* [Task]
Give the number of lines in the entries that contain "Reinhardtstrasse". State only the count.
+===+
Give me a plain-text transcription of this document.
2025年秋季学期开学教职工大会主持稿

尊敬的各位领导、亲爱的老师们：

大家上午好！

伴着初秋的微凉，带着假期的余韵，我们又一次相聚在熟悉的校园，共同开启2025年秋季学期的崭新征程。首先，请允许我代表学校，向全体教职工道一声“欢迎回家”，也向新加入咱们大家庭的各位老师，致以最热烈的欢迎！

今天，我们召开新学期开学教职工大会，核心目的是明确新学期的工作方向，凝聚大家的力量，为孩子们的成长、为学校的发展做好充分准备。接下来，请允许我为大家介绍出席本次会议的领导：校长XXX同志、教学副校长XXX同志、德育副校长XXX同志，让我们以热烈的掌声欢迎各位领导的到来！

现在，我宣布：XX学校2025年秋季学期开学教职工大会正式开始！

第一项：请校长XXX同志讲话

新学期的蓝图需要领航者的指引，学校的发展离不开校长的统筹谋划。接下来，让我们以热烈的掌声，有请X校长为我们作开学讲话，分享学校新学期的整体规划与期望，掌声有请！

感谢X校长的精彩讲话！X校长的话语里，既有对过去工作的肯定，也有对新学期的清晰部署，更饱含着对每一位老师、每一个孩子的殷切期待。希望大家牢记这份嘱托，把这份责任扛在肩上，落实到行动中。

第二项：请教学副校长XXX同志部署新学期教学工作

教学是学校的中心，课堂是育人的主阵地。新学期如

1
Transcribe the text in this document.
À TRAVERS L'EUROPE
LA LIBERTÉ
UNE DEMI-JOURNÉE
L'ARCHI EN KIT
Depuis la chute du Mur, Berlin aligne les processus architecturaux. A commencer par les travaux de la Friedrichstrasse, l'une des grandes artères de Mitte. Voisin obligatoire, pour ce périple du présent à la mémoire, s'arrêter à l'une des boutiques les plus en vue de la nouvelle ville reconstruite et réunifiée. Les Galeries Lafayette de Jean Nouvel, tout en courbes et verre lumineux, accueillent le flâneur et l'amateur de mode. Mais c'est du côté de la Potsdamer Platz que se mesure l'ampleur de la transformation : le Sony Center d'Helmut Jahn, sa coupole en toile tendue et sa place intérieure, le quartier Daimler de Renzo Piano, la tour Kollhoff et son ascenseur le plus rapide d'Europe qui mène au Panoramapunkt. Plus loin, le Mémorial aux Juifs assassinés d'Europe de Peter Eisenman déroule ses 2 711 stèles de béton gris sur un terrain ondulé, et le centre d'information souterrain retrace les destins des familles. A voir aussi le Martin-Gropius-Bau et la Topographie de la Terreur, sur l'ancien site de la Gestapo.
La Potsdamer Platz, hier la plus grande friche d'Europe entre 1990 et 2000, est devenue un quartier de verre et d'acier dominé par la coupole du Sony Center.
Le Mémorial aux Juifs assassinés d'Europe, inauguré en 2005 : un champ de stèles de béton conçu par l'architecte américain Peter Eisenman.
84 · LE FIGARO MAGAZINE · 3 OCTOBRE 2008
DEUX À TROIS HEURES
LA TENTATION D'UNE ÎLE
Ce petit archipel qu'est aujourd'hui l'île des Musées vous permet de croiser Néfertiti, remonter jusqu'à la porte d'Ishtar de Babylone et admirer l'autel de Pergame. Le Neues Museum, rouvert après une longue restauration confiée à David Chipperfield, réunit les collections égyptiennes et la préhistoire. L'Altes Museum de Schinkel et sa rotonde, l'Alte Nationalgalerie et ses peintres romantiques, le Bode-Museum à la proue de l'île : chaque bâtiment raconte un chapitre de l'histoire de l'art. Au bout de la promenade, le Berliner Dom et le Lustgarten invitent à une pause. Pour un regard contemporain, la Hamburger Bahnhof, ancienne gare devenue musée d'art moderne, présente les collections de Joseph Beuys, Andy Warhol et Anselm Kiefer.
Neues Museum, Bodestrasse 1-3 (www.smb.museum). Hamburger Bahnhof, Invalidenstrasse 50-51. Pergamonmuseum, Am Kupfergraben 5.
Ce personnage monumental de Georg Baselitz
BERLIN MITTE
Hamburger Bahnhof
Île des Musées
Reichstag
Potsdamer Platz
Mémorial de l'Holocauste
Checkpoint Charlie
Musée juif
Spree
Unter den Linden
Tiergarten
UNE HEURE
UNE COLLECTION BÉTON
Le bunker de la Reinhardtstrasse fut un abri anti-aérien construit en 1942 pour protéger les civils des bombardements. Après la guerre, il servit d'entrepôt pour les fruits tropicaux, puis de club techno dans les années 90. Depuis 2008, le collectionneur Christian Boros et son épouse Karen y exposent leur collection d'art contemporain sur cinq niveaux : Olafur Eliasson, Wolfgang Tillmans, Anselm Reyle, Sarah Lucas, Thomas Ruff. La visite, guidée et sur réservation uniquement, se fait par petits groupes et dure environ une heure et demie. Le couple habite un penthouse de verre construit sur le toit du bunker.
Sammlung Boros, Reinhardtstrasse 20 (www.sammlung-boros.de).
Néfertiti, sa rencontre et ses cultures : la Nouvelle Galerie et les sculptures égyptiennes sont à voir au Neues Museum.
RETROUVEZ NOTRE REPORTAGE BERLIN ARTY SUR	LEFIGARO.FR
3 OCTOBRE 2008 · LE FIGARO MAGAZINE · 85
+===+
* [Final result]
2